◆ Given exercise: Retype all of the entries word for word.

◆ Input:
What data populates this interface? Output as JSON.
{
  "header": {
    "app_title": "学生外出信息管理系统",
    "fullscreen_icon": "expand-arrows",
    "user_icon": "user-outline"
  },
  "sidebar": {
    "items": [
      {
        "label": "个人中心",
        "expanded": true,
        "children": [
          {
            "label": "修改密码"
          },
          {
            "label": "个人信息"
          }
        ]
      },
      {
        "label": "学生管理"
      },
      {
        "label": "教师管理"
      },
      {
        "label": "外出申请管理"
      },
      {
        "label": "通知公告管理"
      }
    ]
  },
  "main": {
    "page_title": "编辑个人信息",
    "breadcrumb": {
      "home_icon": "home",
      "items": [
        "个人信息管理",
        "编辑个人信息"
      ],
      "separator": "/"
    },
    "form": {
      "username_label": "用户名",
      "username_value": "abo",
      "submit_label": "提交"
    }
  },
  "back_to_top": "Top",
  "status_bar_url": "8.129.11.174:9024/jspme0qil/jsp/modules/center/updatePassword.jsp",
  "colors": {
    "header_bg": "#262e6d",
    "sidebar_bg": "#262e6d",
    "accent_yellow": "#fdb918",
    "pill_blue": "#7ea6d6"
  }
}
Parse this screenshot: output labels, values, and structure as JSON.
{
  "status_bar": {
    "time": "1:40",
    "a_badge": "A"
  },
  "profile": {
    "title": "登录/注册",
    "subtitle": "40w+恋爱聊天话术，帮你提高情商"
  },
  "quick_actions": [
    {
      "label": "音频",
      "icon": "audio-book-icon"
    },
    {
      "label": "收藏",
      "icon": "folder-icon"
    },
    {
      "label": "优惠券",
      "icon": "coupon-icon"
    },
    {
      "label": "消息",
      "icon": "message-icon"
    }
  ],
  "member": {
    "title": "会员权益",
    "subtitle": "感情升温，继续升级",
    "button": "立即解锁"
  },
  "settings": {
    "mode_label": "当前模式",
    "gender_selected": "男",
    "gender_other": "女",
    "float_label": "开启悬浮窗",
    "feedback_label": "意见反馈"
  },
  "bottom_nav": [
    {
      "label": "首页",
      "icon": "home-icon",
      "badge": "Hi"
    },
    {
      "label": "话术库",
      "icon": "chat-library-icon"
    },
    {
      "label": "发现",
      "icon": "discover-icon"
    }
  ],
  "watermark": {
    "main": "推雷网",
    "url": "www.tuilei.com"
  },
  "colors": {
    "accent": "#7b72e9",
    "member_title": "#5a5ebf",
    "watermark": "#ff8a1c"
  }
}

◆ Written reply:
What data populates this interface? Output as JSON.
{
  "header": {
    "app_title": "学生外出信息管理系统",
    "fullscreen_icon": "expand-arrows",
    "user_icon": "user-outline"
  },
  "sidebar": {
    "items": [
      {
        "label": "个人中心",
        "expanded": true,
        "children": [
          {
            "label": "修改密码"
          },
          {
            "label": "个人信息"
          }
        ]
      },
      {
        "label": "学生管理"
      },
      {
        "label": "教师管理"
      },
      {
        "label": "外出申请管理"
      },
      {
        "label": "通知公告管理"
      }
    ]
  },
  "main": {
    "page_title": "编辑个人信息",
    "breadcrumb": {
      "home_icon": "home",
      "items": [
        "个人信息管理",
        "编辑个人信息"
      ],
      "separator": "/"
    },
    "form": {
      "username_label": "用户名",
      "username_value": "abo",
      "submit_label": "提交"
    }
  },
  "back_to_top": "Top",
  "status_bar_url": "8.129.11.174:9024/jspme0qil/jsp/modules/center/updatePassword.jsp",
  "colors": {
    "header_bg": "#262e6d",
    "sidebar_bg": "#262e6d",
    "accent_yellow": "#fdb918",
    "pill_blue": "#7ea6d6"
  }
}
Parse this screenshot: output labels, values, and structure as JSON.
{
  "status_bar": {
    "time": "1:40",
    "a_badge": "A"
  },
  "profile": {
    "title": "登录/注册",
    "subtitle": "40w+恋爱聊天话术，帮你提高情商"
  },
  "quick_actions": [
    {
      "label": "音频",
      "icon": "audio-book-icon"
    },
    {
      "label": "收藏",
      "icon": "folder-icon"
    },
    {
      "label": "优惠券",
      "icon": "coupon-icon"
    },
    {
      "label": "消息",
      "icon": "message-icon"
    }
  ],
  "member": {
    "title": "会员权益",
    "subtitle": "感情升温，继续升级",
    "button": "立即解锁"
  },
  "settings": {
    "mode_label": "当前模式",
    "gender_selected": "男",
    "gender_other": "女",
    "float_label": "开启悬浮窗",
    "feedback_label": "意见反馈"
  },
  "bottom_nav": [
    {
      "label": "首页",
      "icon": "home-icon",
      "badge": "Hi"
    },
    {
      "label": "话术库",
      "icon": "chat-library-icon"
    },
    {
      "label": "发现",
      "icon": "discover-icon"
    }
  ],
  "watermark": {
    "main": "推雷网",
    "url": "www.tuilei.com"
  },
  "colors": {
    "accent": "#7b72e9",
    "member_title": "#5a5ebf",
    "watermark": "#ff8a1c"
  }
}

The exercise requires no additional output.